_Set task:_ Please retype the records below exactly, leaving out any pictures.

Collected data entries:
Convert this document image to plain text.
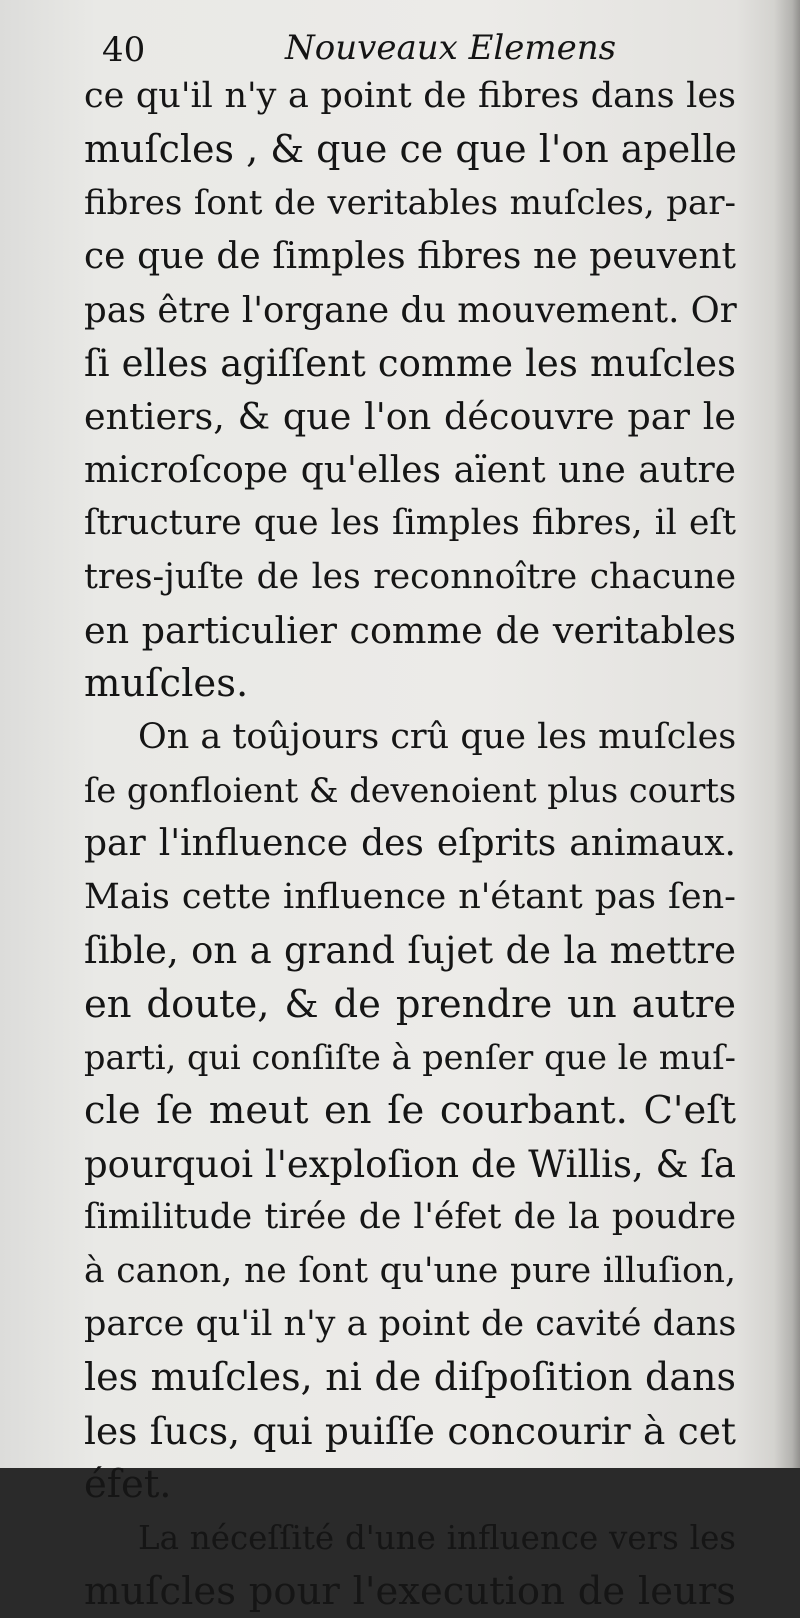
40	Nouveaux Elemens
ce qu'il n'y a point de fibres dans les
muſcles , & que ce que l'on apelle
fibres ſont de veritables muſcles, par-
ce que de ſimples fibres ne peuvent
pas être l'organe du mouvement. Or
ſi elles agiſſent comme les muſcles
entiers, & que l'on découvre par le
microſcope qu'elles aïent une autre
ſtructure que les ſimples fibres, il eſt
tres-juſte de les reconnoître chacune
en particulier comme de veritables
muſcles.
On a toûjours crû que les muſcles
ſe gonfloient & devenoient plus courts
par l'influence des eſprits animaux.
Mais cette influence n'étant pas ſen-
ſible, on a grand ſujet de la mettre
en doute, & de prendre un autre
parti, qui conſiſte à penſer que le muſ-
cle ſe meut en ſe courbant. C'eſt
pourquoi l'exploſion de Willis, & ſa
ſimilitude tirée de l'éfet de la poudre
à canon, ne ſont qu'une pure illuſion,
parce qu'il n'y a point de cavité dans
les muſcles, ni de diſpoſition dans
les ſucs, qui puiſſe concourir à cet
éfet.
La néceſſité d'une influence vers les
muſcles pour l'execution de leurs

_Full solution:_
Convert this document image to plain text.
40	Nouveaux Elemens
ce qu'il n'y a point de fibres dans les
muſcles , & que ce que l'on apelle
fibres ſont de veritables muſcles, par-
ce que de ſimples fibres ne peuvent
pas être l'organe du mouvement. Or
ſi elles agiſſent comme les muſcles
entiers, & que l'on découvre par le
microſcope qu'elles aïent une autre
ſtructure que les ſimples fibres, il eſt
tres-juſte de les reconnoître chacune
en particulier comme de veritables
muſcles.
On a toûjours crû que les muſcles
ſe gonfloient & devenoient plus courts
par l'influence des eſprits animaux.
Mais cette influence n'étant pas ſen-
ſible, on a grand ſujet de la mettre
en doute, & de prendre un autre
parti, qui conſiſte à penſer que le muſ-
cle ſe meut en ſe courbant. C'eſt
pourquoi l'exploſion de Willis, & ſa
ſimilitude tirée de l'éfet de la poudre
à canon, ne ſont qu'une pure illuſion,
parce qu'il n'y a point de cavité dans
les muſcles, ni de diſpoſition dans
les ſucs, qui puiſſe concourir à cet
éfet.
La néceſſité d'une influence vers les
muſcles pour l'execution de leurs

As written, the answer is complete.